## Entries shown
━━━━━━━━

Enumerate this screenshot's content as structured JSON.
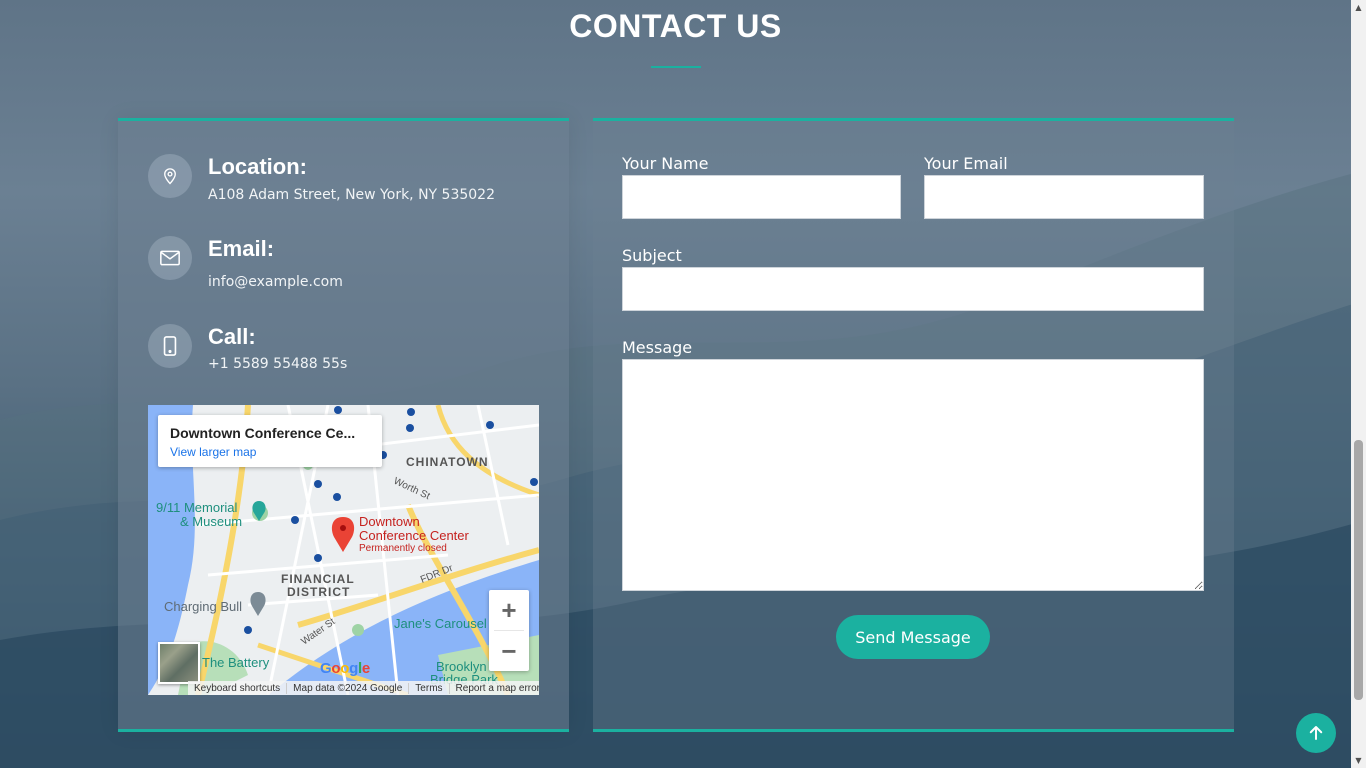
{
  "section": {
    "title": "CONTACT US"
  },
  "info": {
    "location": {
      "heading": "Location:",
      "text": "A108 Adam Street, New York, NY 535022",
      "icon": "map-pin-icon"
    },
    "email": {
      "heading": "Email:",
      "text": "info@example.com",
      "icon": "envelope-icon"
    },
    "call": {
      "heading": "Call:",
      "text": "+1 5589 55488 55s",
      "icon": "phone-icon"
    }
  },
  "map": {
    "card_title": "Downtown Conference Ce...",
    "card_link": "View larger map",
    "place_name_1": "Downtown",
    "place_name_2": "Conference Center",
    "place_status": "Permanently closed",
    "labels": {
      "chinatown": "CHINATOWN",
      "memorial_1": "9/11 Memorial",
      "memorial_2": "& Museum",
      "financial_1": "FINANCIAL",
      "financial_2": "DISTRICT",
      "charging_bull": "Charging Bull",
      "battery": "The Battery",
      "janes": "Jane's Carousel",
      "brooklyn_1": "Brooklyn",
      "brooklyn_2": "Bridge Park",
      "fdr": "FDR Dr",
      "worth": "Worth St",
      "water": "Water St"
    },
    "zoom_in": "+",
    "zoom_out": "−",
    "google": "Google",
    "footer": {
      "shortcuts": "Keyboard shortcuts",
      "data": "Map data ©2024 Google",
      "terms": "Terms",
      "report": "Report a map error"
    }
  },
  "form": {
    "name_label": "Your Name",
    "name_value": "",
    "email_label": "Your Email",
    "email_value": "",
    "subject_label": "Subject",
    "subject_value": "",
    "message_label": "Message",
    "message_value": "",
    "submit_label": "Send Message"
  },
  "colors": {
    "accent": "#1bb1a0",
    "link": "#1a73e8",
    "pin": "#ea4335"
  }
}
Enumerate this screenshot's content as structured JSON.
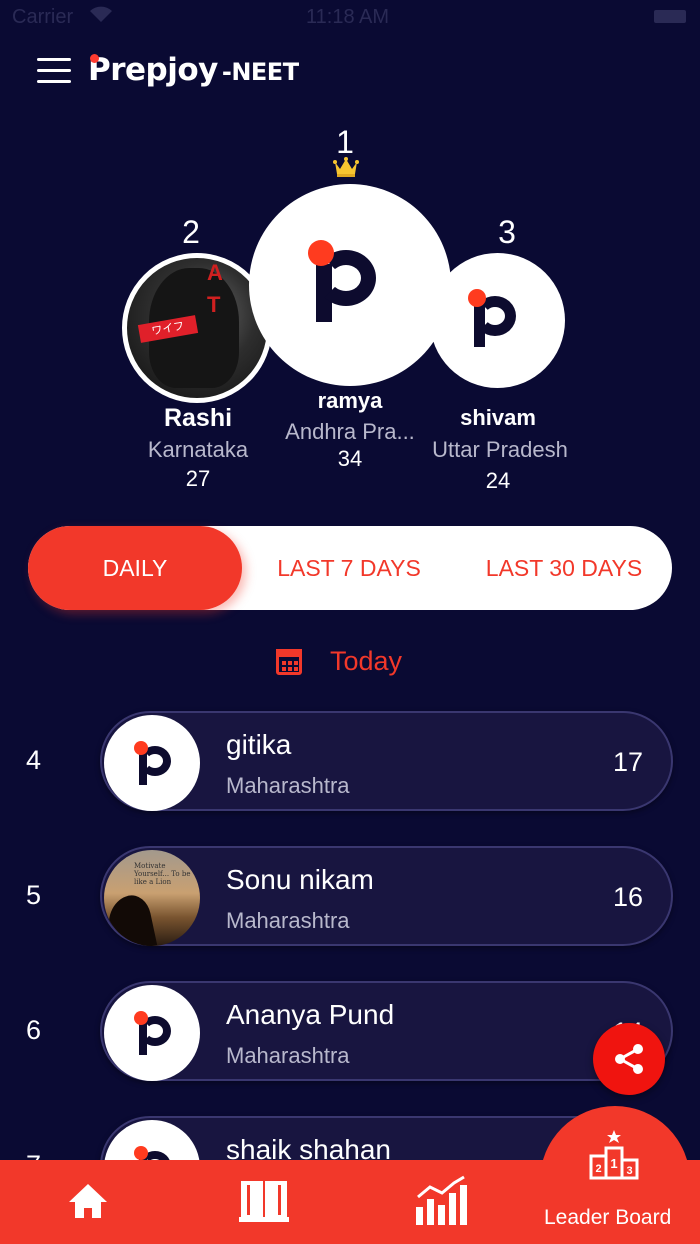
{
  "status_bar": {
    "carrier": "Carrier",
    "time": "11:18 AM"
  },
  "header": {
    "brand": "Prepjoy",
    "brand_suffix": "-NEET"
  },
  "podium": [
    {
      "rank": "1",
      "name": "ramya",
      "state": "Andhra Pra...",
      "score": "34"
    },
    {
      "rank": "2",
      "name": "Rashi",
      "state": "Karnataka",
      "score": "27"
    },
    {
      "rank": "3",
      "name": "shivam",
      "state": "Uttar Pradesh",
      "score": "24"
    }
  ],
  "tabs": [
    {
      "label": "DAILY",
      "active": true
    },
    {
      "label": "LAST 7 DAYS",
      "active": false
    },
    {
      "label": "LAST 30 DAYS",
      "active": false
    }
  ],
  "date_filter": {
    "label": "Today"
  },
  "list": [
    {
      "rank": "4",
      "name": "gitika",
      "state": "Maharashtra",
      "score": "17"
    },
    {
      "rank": "5",
      "name": "Sonu nikam",
      "state": "Maharashtra",
      "score": "16"
    },
    {
      "rank": "6",
      "name": "Ananya Pund",
      "state": "Maharashtra",
      "score": "14"
    },
    {
      "rank": "7",
      "name": "shaik shahan",
      "state": "",
      "score": ""
    }
  ],
  "bottom_nav": {
    "items": [
      {
        "icon": "home-icon"
      },
      {
        "icon": "book-icon"
      },
      {
        "icon": "stats-chart-icon"
      },
      {
        "icon": "podium-icon",
        "label": "Leader Board"
      }
    ]
  },
  "colors": {
    "background": "#0a0a33",
    "accent": "#f2382a",
    "card": "#181540"
  }
}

━━━━━━━━

## Exercise goal
Search the records for the string "icon" and return every line in which it occurs.

## The completed task
      "icon": "map-pin-icon"
      "icon": "envelope-icon"
      "icon": "phone-icon"
        "icon": "home-icon"
        "icon": "book-icon"
        "icon": "stats-chart-icon"
        "icon": "podium-icon",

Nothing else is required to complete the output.